### WHAT IS BEING ASKED
Wherever the string "name" appears, copy the whole line.

(Records from a data source)
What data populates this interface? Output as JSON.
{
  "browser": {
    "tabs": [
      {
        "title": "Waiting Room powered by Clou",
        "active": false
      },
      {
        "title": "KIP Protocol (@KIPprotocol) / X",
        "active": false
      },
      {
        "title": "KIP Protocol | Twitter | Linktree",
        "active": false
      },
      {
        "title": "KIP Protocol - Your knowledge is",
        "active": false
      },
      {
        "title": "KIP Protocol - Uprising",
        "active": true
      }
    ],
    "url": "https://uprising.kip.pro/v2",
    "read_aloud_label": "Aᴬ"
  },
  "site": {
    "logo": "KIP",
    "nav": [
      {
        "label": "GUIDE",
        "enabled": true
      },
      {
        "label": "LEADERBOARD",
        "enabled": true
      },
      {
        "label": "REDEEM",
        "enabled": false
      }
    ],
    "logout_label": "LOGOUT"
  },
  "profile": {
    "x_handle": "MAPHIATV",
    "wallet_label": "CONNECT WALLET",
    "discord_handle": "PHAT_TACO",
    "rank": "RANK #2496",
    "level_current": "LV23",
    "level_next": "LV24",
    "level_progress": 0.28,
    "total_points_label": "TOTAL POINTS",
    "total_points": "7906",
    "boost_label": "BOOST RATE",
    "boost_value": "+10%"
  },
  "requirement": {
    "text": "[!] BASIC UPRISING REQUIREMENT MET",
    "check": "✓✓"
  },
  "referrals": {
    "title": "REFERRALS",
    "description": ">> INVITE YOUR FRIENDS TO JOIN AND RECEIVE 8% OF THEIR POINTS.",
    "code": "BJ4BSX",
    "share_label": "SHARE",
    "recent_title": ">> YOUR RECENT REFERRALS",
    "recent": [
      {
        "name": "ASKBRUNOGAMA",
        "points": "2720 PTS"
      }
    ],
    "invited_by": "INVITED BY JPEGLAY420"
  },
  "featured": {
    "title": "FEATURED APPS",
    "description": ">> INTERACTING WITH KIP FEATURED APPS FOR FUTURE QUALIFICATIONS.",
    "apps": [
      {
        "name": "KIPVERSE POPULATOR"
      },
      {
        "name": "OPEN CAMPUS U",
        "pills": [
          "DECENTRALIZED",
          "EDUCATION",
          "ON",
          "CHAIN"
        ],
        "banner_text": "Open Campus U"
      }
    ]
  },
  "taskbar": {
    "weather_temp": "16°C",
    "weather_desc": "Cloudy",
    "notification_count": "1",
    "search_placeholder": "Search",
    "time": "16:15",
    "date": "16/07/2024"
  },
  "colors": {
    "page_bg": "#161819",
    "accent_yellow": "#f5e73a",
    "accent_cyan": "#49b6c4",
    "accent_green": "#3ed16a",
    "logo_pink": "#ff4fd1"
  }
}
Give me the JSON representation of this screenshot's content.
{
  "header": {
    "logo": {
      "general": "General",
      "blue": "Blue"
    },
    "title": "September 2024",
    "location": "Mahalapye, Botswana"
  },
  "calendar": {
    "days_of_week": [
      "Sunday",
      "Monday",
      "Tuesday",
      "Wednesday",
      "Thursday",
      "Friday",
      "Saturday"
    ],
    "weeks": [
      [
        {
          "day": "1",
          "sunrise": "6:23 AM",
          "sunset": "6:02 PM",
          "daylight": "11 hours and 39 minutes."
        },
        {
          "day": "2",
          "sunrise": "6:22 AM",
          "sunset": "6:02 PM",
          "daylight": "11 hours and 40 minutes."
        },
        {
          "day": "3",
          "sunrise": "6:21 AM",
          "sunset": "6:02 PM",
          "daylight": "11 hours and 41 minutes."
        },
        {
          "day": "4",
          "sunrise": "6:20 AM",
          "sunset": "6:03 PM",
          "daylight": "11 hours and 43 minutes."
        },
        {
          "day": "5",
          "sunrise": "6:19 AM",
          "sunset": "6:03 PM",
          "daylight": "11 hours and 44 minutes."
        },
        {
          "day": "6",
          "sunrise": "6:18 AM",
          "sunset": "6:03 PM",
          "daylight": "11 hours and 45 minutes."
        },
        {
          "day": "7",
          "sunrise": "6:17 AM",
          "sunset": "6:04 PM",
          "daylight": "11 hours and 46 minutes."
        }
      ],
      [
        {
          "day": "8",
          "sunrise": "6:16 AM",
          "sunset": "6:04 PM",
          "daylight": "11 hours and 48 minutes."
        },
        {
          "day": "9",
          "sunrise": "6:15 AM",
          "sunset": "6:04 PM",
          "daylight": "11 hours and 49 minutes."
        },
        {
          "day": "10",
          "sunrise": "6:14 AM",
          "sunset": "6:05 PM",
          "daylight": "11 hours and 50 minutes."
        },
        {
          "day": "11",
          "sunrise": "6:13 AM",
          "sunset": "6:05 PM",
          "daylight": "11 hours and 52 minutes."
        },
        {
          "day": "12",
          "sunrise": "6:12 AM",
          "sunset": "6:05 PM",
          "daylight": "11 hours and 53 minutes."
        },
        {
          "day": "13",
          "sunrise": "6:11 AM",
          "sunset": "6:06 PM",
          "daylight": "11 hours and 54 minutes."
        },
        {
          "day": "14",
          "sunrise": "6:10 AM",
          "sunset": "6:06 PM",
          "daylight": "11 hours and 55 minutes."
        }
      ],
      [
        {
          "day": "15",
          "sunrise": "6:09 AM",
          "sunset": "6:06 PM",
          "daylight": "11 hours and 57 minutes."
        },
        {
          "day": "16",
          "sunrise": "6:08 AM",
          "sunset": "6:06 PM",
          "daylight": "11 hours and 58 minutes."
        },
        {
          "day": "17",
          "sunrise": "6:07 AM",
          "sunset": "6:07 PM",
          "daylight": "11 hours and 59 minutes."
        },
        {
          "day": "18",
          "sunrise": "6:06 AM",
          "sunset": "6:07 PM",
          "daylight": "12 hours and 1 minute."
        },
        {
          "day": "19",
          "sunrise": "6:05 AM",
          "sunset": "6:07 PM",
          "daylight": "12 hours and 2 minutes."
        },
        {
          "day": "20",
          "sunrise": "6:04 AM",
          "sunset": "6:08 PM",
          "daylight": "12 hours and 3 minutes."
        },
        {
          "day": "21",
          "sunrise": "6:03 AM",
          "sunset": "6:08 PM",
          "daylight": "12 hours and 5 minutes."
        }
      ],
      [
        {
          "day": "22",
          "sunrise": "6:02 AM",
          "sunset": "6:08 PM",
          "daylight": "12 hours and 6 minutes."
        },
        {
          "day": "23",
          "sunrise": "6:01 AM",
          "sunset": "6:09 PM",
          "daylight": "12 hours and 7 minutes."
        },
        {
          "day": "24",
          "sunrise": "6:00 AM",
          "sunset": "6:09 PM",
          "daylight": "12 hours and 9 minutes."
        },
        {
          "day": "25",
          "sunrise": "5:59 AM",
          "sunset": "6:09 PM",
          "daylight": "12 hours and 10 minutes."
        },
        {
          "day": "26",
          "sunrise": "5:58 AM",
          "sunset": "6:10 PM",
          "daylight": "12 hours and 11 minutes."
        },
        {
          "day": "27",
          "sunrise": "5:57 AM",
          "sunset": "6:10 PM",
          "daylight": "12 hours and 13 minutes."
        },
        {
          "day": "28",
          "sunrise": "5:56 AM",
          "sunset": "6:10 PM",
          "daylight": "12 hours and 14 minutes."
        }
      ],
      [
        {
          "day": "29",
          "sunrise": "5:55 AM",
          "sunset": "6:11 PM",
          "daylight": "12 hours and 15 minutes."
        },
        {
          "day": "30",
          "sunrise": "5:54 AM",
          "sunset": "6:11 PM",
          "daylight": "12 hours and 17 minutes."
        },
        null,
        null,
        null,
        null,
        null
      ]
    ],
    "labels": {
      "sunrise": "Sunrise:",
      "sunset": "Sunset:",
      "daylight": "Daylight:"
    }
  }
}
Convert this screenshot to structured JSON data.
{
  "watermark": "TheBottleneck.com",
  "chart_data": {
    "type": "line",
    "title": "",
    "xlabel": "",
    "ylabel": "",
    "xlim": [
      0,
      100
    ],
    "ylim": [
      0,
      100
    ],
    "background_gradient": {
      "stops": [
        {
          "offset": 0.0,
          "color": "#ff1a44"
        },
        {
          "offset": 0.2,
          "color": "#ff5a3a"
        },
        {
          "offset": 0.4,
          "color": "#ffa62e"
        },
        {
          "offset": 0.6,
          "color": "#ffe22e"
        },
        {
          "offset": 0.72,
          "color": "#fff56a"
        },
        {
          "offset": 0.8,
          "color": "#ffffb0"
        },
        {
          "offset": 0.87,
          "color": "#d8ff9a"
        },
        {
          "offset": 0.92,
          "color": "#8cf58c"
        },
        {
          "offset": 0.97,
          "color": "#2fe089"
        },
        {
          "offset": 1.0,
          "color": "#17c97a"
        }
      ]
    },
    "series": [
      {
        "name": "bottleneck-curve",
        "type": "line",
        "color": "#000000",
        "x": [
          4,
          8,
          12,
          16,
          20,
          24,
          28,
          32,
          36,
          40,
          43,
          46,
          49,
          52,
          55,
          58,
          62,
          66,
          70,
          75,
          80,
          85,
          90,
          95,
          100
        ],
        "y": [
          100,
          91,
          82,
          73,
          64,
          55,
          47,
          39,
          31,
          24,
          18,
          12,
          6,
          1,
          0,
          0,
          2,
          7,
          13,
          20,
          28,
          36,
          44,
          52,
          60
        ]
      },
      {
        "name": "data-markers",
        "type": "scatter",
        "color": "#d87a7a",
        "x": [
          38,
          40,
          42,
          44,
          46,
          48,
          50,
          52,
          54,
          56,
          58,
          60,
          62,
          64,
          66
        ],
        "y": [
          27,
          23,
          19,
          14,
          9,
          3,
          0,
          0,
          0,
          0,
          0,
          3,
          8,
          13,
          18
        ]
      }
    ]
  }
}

### TASK OUTPUT
        "name": "ASKBRUNOGAMA",
        "name": "KIPVERSE POPULATOR"
        "name": "OPEN CAMPUS U",
        "name": "bottleneck-curve",
        "name": "data-markers",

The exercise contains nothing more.